### Request
Whenever a line contains the string "relativi", copy it out of the entries.

▬▬▬▬▬▬▬▬▬▬

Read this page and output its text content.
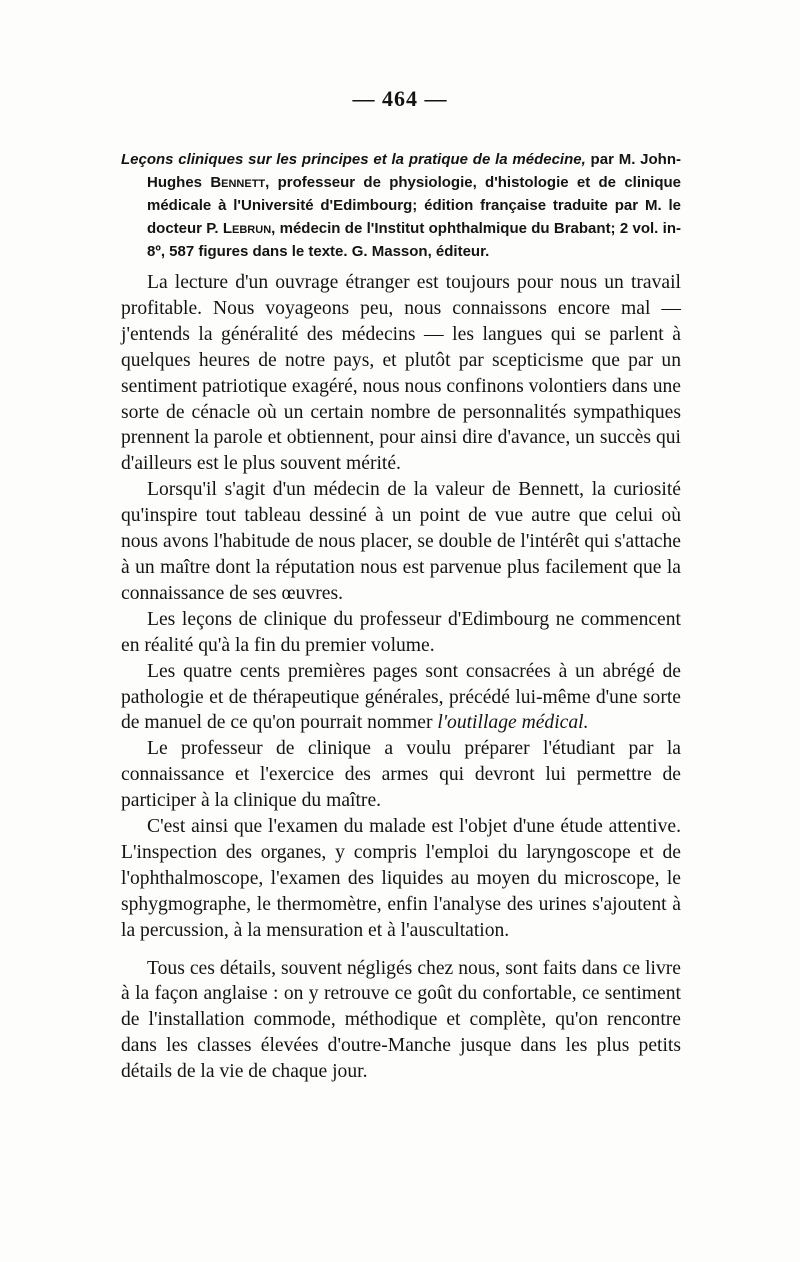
— 464 —
Leçons cliniques sur les principes et la pratique de la médecine, par M. John-Hughes Bennett, professeur de physiologie, d'histologie et de clinique médicale à l'Université d'Edimbourg; édition française traduite par M. le docteur P. Lebrun, médecin de l'Institut ophthalmique du Brabant; 2 vol. in-8º, 587 figures dans le texte. G. Masson, éditeur.

La lecture d'un ouvrage étranger est toujours pour nous un travail profitable. Nous voyageons peu, nous connaissons encore mal — j'entends la généralité des médecins — les langues qui se parlent à quelques heures de notre pays, et plutôt par scepticisme que par un sentiment patriotique exagéré, nous nous confinons volontiers dans une sorte de cénacle où un certain nombre de personnalités sympathiques prennent la parole et obtiennent, pour ainsi dire d'avance, un succès qui d'ailleurs est le plus souvent mérité.

Lorsqu'il s'agit d'un médecin de la valeur de Bennett, la curiosité qu'inspire tout tableau dessiné à un point de vue autre que celui où nous avons l'habitude de nous placer, se double de l'intérêt qui s'attache à un maître dont la réputation nous est parvenue plus facilement que la connaissance de ses œuvres.

Les leçons de clinique du professeur d'Edimbourg ne commencent en réalité qu'à la fin du premier volume.

Les quatre cents premières pages sont consacrées à un abrégé de pathologie et de thérapeutique générales, précédé lui-même d'une sorte de manuel de ce qu'on pourrait nommer l'outillage médical.

Le professeur de clinique a voulu préparer l'étudiant par la connaissance et l'exercice des armes qui devront lui permettre de participer à la clinique du maître.

C'est ainsi que l'examen du malade est l'objet d'une étude attentive. L'inspection des organes, y compris l'emploi du laryngoscope et de l'ophthalmoscope, l'examen des liquides au moyen du microscope, le sphygmographe, le thermomètre, enfin l'analyse des urines s'ajoutent à la percussion, à la mensuration et à l'auscultation.

Tous ces détails, souvent négligés chez nous, sont faits dans ce livre à la façon anglaise : on y retrouve ce goût du confortable, ce sentiment de l'installation commode, méthodique et complète, qu'on rencontre dans les classes élevées d'outre-Manche jusque dans les plus petits détails de la vie de chaque jour.
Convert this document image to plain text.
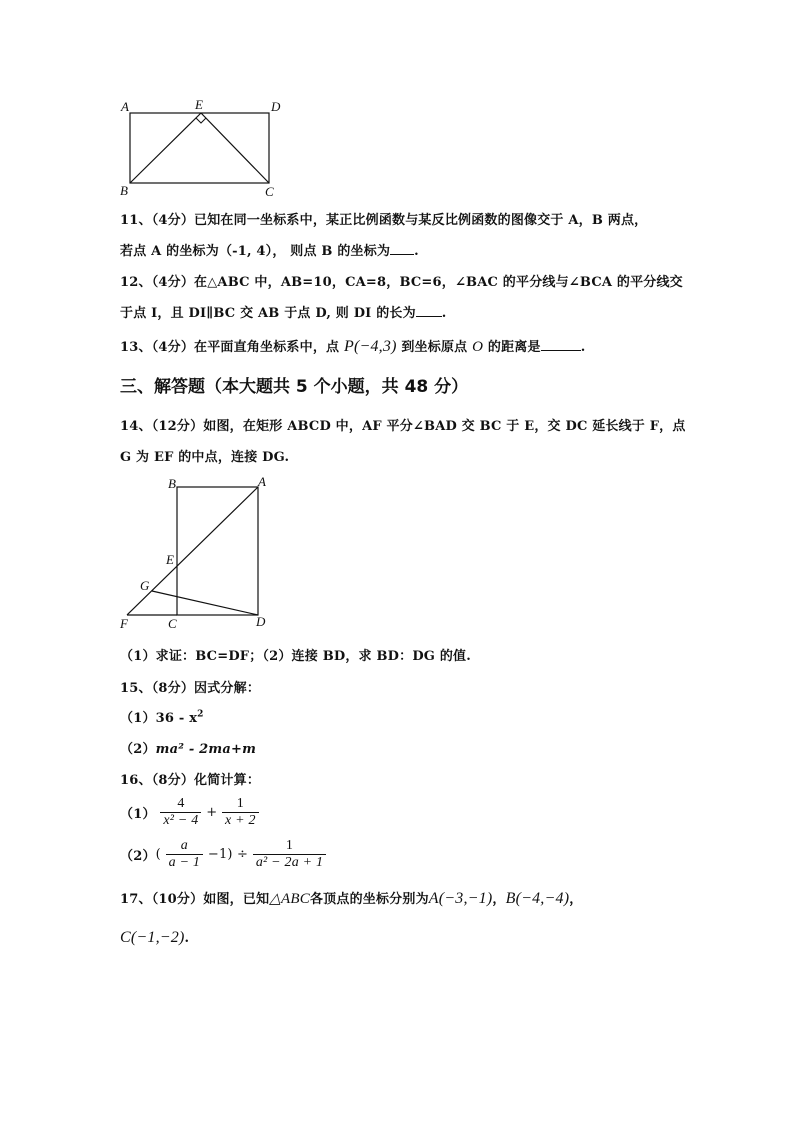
A	E	D
B	C
11、（4分）已知在同一坐标系中，某正比例函数与某反比例函数的图像交于 A，B 两点，
若点 A 的坐标为（-1, 4）， 则点 B 的坐标为 .
12、（4分）在△ABC 中，AB=10，CA=8，BC=6，∠BAC 的平分线与∠BCA 的平分线交
于点 I，且 DI∥BC 交 AB 于点 D, 则 DI 的长为 .
13、（4分）在平面直角坐标系中，点 P(−4,3) 到坐标原点 O 的距离是	.
三、解答题（本大题共 5 个小题，共 48 分）
14、（12分）如图，在矩形 ABCD 中，AF 平分∠BAD 交 BC 于 E，交 DC 延长线于 F，点
G 为 EF 的中点，连接 DG.
B	A
E
G
F	C	D
（1）求证：BC=DF；（2）连接 BD，求 BD：DG 的值.
15、（8分）因式分解：
$(1)36 - x^2$
（2）ma² - 2ma+m
16、（8分）化简计算：
$(1) \frac{4}{\text{x² − 4}} + \frac{1}{x + 2}$
$(2)( \frac{a}{a - 1} -1) \div \frac{1}{\text{a² − 2a + 1}}$
17、（10分）如图，已知△ABC各顶点的坐标分别为A(−3,−1)，B(−4,−4)，
C(−1,−2).
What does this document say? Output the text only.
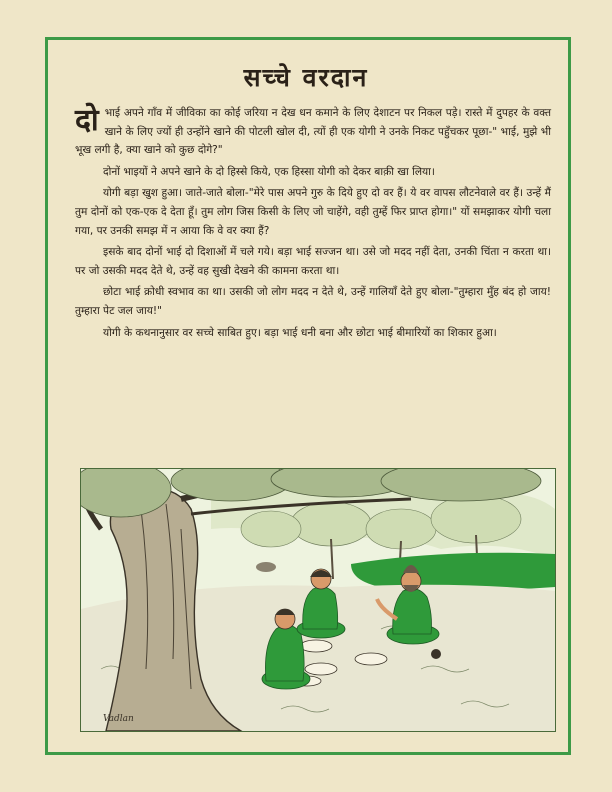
सच्चे वरदान

दोभाई अपने गाँव में जीविका का कोई जरिया न देख धन कमाने के लिए देशाटन पर निकल पड़े। रास्ते में दुपहर के वक्त खाने के लिए ज्यों ही उन्होंने खाने की पोटली खोल दी, त्यों ही एक योगी ने उनके निकट पहुँचकर पूछा-" भाई, मुझे भी भूख लगी है, क्या खाने को कुछ दोगे?"

दोनों भाइयों ने अपने खाने के दो हिस्से किये, एक हिस्सा योगी को देकर बाक़ी खा लिया।

योगी बड़ा खुश हुआ। जाते-जाते बोला-"मेरे पास अपने गुरु के दिये हुए दो वर हैं। ये वर वापस लौटनेवाले वर हैं। उन्हें मैं तुम दोनों को एक-एक दे देता हूँ। तुम लोग जिस किसी के लिए जो चाहेंगे, वही तुम्हें फिर प्राप्त होगा।" यों समझाकर योगी चला गया, पर उनकी समझ में न आया कि वे वर क्या हैं?

इसके बाद दोनों भाई दो दिशाओं में चले गये। बड़ा भाई सज्जन था। उसे जो मदद नहीं देता, उनकी चिंता न करता था। पर जो उसकी मदद देते थे, उन्हें वह सुखी देखने की कामना करता था।

छोटा भाई क्रोधी स्वभाव का था। उसकी जो लोग मदद न देते थे, उन्हें गालियाँ देते हुए बोला-"तुम्हारा मुँह बंद हो जाय! तुम्हारा पेट जल जाय!"

योगी के कथनानुसार वर सच्चे साबित हुए। बड़ा भाई धनी बना और छोटा भाई बीमारियों का शिकार हुआ।

Vadlan
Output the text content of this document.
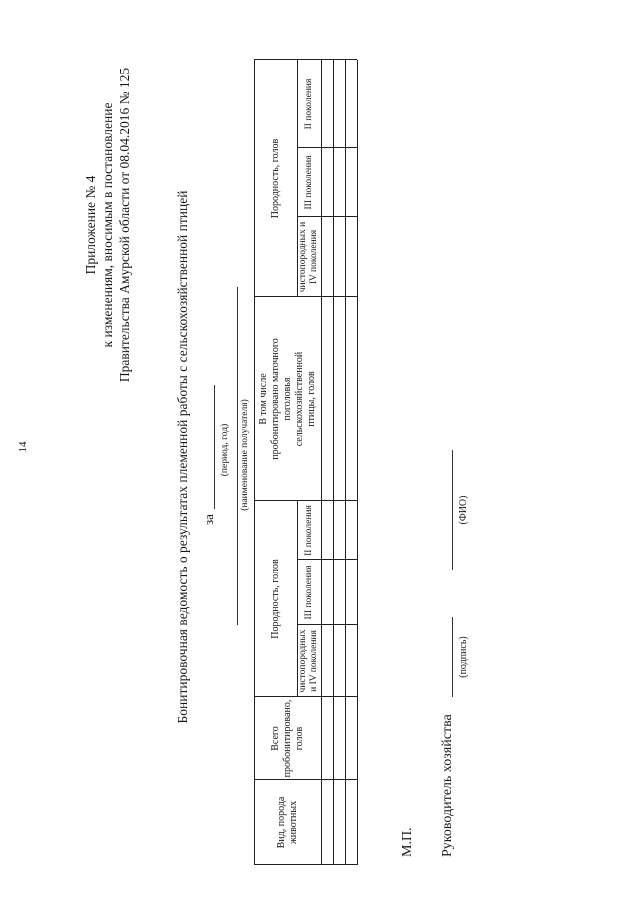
14
Приложение № 4 к изменениям, вносимым в постановление Правительства Амурской области от 08.04.2016 № 125	Бонитировочная ведомость о результатах племенной работы с сельскохозяйственной птицей за
(период, год) (наименование получателя)
Вид, порода животных
Всего пробонитировано, голов
Породность, голов
чистопородных и IV поколения
III поколения
II поколения
В том числе пробонитировано маточного поголовья сельскохозяйственной птицы, голов
Породность, голов
чистопородных и IV поколения
III поколения
II поколения
М.П. Руководитель хозяйства
(подпись)
(ФИО)
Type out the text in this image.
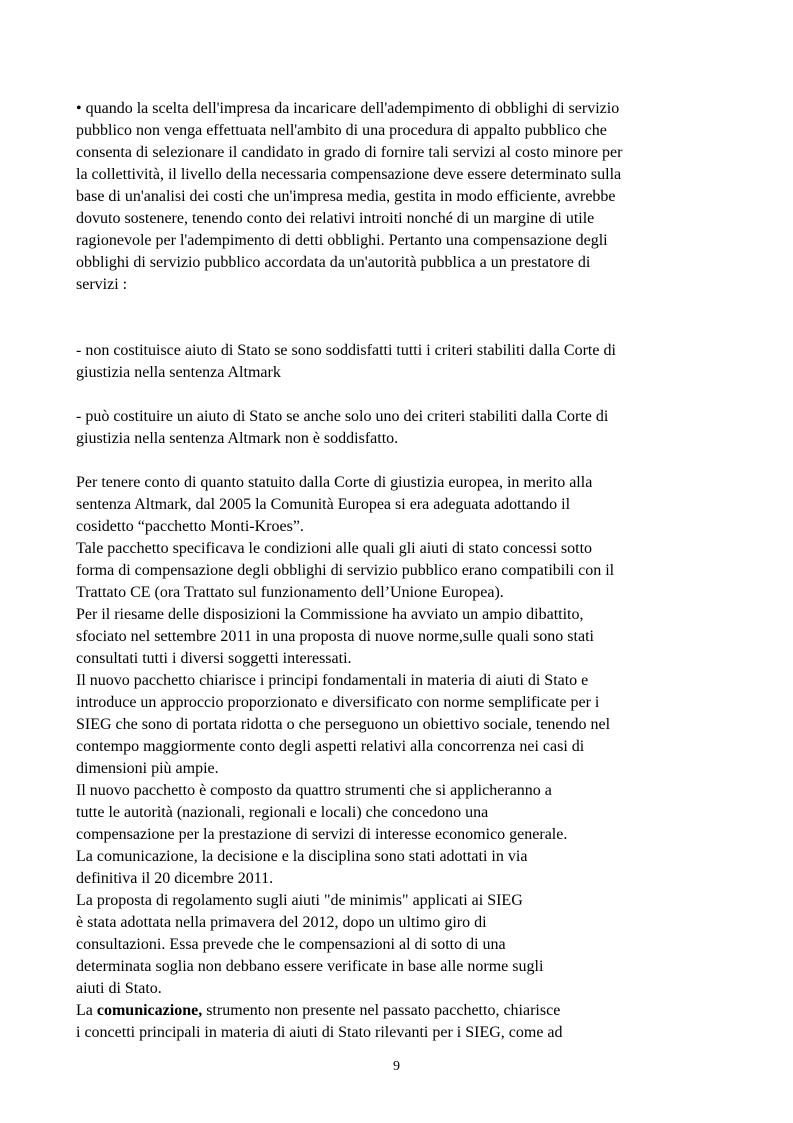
• quando la scelta dell'impresa da incaricare dell'adempimento di obblighi di servizio
pubblico non venga effettuata nell'ambito di una procedura di appalto pubblico che
consenta di selezionare il candidato in grado di fornire tali servizi al costo minore per
la collettività, il livello della necessaria compensazione deve essere determinato sulla
base di un'analisi dei costi che un'impresa media, gestita in modo efficiente, avrebbe
dovuto sostenere, tenendo conto dei relativi introiti nonché di un margine di utile
ragionevole per l'adempimento di detti obblighi. Pertanto una compensazione degli
obblighi di servizio pubblico accordata da un'autorità pubblica a un prestatore di
servizi :
- non costituisce aiuto di Stato se sono soddisfatti tutti i criteri stabiliti dalla Corte di
giustizia nella sentenza Altmark
- può costituire un aiuto di Stato se anche solo uno dei criteri stabiliti dalla Corte di
giustizia nella sentenza Altmark non è soddisfatto.
Per tenere conto di quanto statuito dalla Corte di giustizia europea, in merito alla
sentenza Altmark, dal 2005 la Comunità Europea si era adeguata adottando il
cosidetto “pacchetto Monti-Kroes”.
Tale pacchetto specificava le condizioni alle quali gli aiuti di stato concessi sotto
forma di compensazione degli obblighi di servizio pubblico erano compatibili con il
Trattato CE (ora Trattato sul funzionamento dell’Unione Europea).
Per il riesame delle disposizioni la Commissione ha avviato un ampio dibattito,
sfociato nel settembre 2011 in una proposta di nuove norme,sulle quali sono stati
consultati tutti i diversi soggetti interessati.
Il nuovo pacchetto chiarisce i principi fondamentali in materia di aiuti di Stato e
introduce un approccio proporzionato e diversificato con norme semplificate per i
SIEG che sono di portata ridotta o che perseguono un obiettivo sociale, tenendo nel
contempo maggiormente conto degli aspetti relativi alla concorrenza nei casi di
dimensioni più ampie.
Il nuovo pacchetto è composto da quattro strumenti che si applicheranno a
tutte le autorità (nazionali, regionali e locali) che concedono una
compensazione per la prestazione di servizi di interesse economico generale.
La comunicazione, la decisione e la disciplina sono stati adottati in via
definitiva il 20 dicembre 2011.
La proposta di regolamento sugli aiuti "de minimis" applicati ai SIEG
è stata adottata nella primavera del 2012, dopo un ultimo giro di
consultazioni. Essa prevede che le compensazioni al di sotto di una
determinata soglia non debbano essere verificate in base alle norme sugli
aiuti di Stato.
La comunicazione, strumento non presente nel passato pacchetto, chiarisce
i concetti principali in materia di aiuti di Stato rilevanti per i SIEG, come ad
9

▬▬▬▬▬▬▬▬▬▬

### Result of this exercise
dovuto sostenere, tenendo conto dei relativi introiti nonché di un margine di utile
contempo maggiormente conto degli aspetti relativi alla concorrenza nei casi di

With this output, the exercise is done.